• **ENTRIES**
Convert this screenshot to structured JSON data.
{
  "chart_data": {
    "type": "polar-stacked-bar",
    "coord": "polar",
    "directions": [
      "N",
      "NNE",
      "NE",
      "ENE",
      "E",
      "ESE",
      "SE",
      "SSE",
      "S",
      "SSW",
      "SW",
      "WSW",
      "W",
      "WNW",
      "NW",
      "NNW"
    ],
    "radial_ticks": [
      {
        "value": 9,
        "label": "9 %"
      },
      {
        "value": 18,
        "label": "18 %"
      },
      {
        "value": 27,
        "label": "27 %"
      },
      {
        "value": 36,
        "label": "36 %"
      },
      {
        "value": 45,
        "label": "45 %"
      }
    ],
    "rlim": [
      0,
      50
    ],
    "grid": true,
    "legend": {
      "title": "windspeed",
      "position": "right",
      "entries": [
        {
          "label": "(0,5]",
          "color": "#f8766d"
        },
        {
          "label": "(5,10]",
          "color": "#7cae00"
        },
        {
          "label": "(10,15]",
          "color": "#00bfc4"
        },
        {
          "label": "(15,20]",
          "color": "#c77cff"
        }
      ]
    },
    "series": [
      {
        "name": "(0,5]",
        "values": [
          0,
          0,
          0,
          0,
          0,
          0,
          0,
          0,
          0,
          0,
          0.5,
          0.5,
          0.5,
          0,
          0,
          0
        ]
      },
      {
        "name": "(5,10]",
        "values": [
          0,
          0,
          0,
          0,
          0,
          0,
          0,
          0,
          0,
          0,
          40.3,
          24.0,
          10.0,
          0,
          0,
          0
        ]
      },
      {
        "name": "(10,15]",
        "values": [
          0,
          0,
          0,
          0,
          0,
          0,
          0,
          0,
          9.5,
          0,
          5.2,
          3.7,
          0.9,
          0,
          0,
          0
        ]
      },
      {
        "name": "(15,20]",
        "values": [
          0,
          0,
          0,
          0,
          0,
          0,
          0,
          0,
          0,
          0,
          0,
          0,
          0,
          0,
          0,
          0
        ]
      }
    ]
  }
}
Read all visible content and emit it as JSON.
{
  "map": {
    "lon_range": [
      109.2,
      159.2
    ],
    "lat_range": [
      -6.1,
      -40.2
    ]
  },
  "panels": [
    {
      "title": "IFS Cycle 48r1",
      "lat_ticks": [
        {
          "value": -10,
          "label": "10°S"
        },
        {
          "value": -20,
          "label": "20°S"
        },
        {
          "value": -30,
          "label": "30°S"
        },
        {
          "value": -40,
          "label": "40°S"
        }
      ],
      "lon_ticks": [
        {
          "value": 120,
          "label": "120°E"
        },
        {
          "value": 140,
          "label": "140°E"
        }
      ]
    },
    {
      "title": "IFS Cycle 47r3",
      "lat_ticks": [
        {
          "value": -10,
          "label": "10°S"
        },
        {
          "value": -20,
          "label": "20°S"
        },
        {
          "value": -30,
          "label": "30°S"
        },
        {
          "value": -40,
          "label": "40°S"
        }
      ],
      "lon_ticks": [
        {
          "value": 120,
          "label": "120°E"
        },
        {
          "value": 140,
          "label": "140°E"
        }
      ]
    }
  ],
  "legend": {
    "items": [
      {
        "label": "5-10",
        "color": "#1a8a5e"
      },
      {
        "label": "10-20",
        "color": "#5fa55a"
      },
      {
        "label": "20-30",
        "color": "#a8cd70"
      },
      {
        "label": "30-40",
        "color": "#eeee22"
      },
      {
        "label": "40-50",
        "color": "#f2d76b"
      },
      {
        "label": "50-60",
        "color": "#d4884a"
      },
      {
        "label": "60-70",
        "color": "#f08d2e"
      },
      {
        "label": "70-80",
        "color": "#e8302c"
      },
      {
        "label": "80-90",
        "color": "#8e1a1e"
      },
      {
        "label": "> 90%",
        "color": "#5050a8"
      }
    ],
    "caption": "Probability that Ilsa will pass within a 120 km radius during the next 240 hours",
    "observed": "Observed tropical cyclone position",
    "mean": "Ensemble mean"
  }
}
* * *
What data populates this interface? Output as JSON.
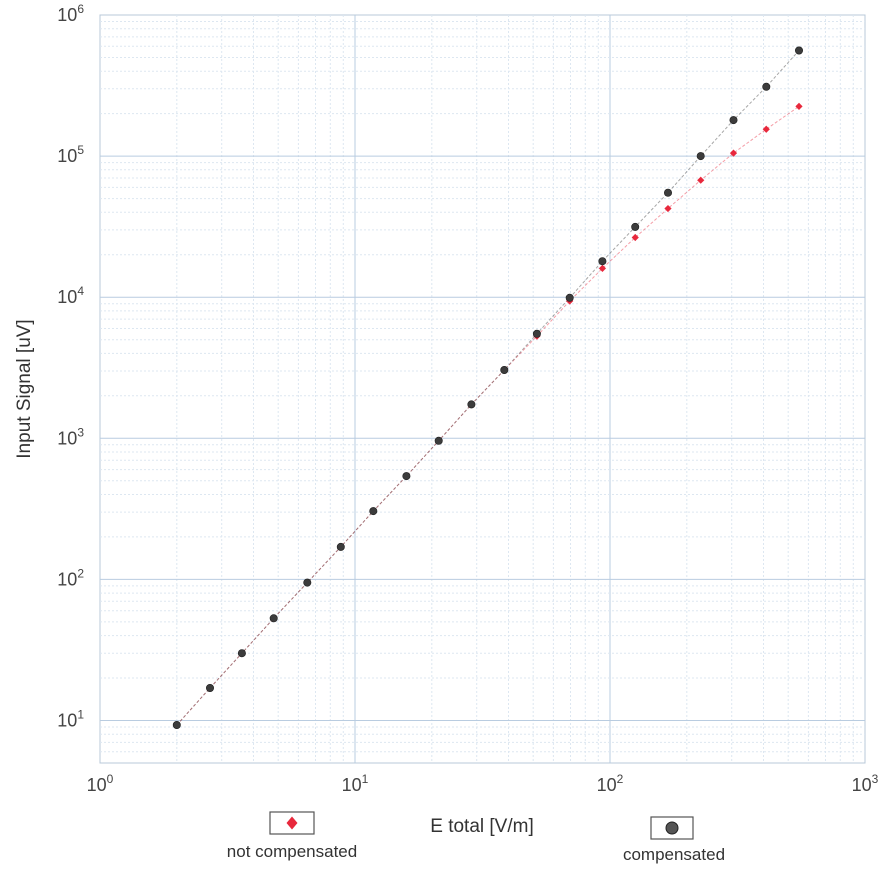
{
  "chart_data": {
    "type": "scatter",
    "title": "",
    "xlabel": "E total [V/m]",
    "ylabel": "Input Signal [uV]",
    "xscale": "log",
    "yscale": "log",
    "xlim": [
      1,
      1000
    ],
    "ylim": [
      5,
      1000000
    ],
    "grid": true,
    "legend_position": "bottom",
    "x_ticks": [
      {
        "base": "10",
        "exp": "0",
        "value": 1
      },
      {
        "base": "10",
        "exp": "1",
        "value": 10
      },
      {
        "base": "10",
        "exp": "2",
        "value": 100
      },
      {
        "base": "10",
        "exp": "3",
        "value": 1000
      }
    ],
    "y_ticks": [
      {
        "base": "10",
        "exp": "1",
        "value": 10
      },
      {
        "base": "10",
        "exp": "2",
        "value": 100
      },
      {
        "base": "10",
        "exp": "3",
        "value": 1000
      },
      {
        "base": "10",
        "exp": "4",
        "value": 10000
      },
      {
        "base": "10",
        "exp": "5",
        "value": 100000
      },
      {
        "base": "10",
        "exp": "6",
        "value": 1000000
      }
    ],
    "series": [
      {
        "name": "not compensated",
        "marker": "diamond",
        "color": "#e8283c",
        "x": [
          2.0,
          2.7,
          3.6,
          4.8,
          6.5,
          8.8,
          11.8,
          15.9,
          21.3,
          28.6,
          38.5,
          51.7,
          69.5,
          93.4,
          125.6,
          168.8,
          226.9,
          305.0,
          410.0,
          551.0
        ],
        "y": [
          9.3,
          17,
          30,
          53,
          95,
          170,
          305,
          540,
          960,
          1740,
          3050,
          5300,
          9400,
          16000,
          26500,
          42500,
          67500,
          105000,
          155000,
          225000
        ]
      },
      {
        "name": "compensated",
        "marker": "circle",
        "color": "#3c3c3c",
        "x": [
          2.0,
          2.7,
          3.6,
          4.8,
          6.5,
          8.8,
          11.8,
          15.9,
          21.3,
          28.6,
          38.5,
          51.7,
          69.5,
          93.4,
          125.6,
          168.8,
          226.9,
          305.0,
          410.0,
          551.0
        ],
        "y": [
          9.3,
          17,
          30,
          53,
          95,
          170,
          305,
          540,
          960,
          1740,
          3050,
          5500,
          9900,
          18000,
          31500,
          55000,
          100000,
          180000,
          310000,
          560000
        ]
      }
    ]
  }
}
...
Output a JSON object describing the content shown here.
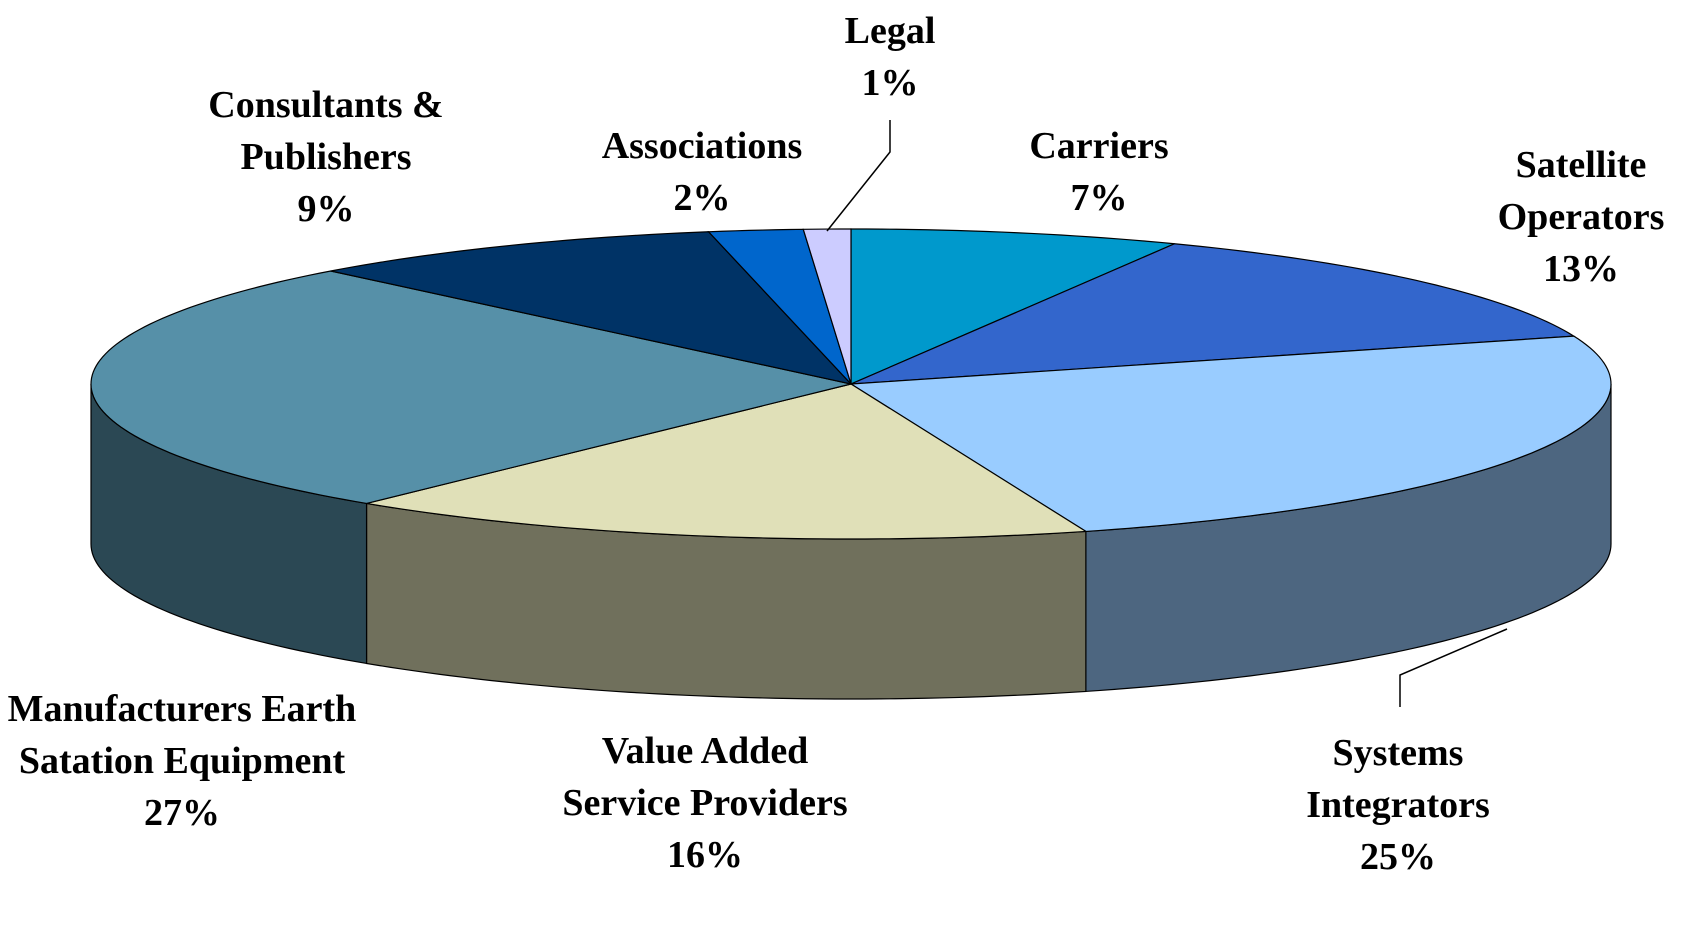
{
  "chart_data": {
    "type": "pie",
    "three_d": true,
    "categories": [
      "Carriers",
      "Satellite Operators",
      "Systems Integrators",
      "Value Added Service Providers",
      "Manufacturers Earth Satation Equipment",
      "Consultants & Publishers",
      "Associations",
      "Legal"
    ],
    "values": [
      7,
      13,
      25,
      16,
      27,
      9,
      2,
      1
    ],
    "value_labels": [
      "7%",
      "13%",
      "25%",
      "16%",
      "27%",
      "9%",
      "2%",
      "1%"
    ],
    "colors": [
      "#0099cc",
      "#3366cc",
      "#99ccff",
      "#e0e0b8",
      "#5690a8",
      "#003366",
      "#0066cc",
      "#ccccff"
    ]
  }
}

• **EXERCISE PROMPT**
Show all lines from the data above in which the word "Cycle" appears.

• **FULL RESPONSE**
      "title": "IFS Cycle 48r1",
      "title": "IFS Cycle 47r3",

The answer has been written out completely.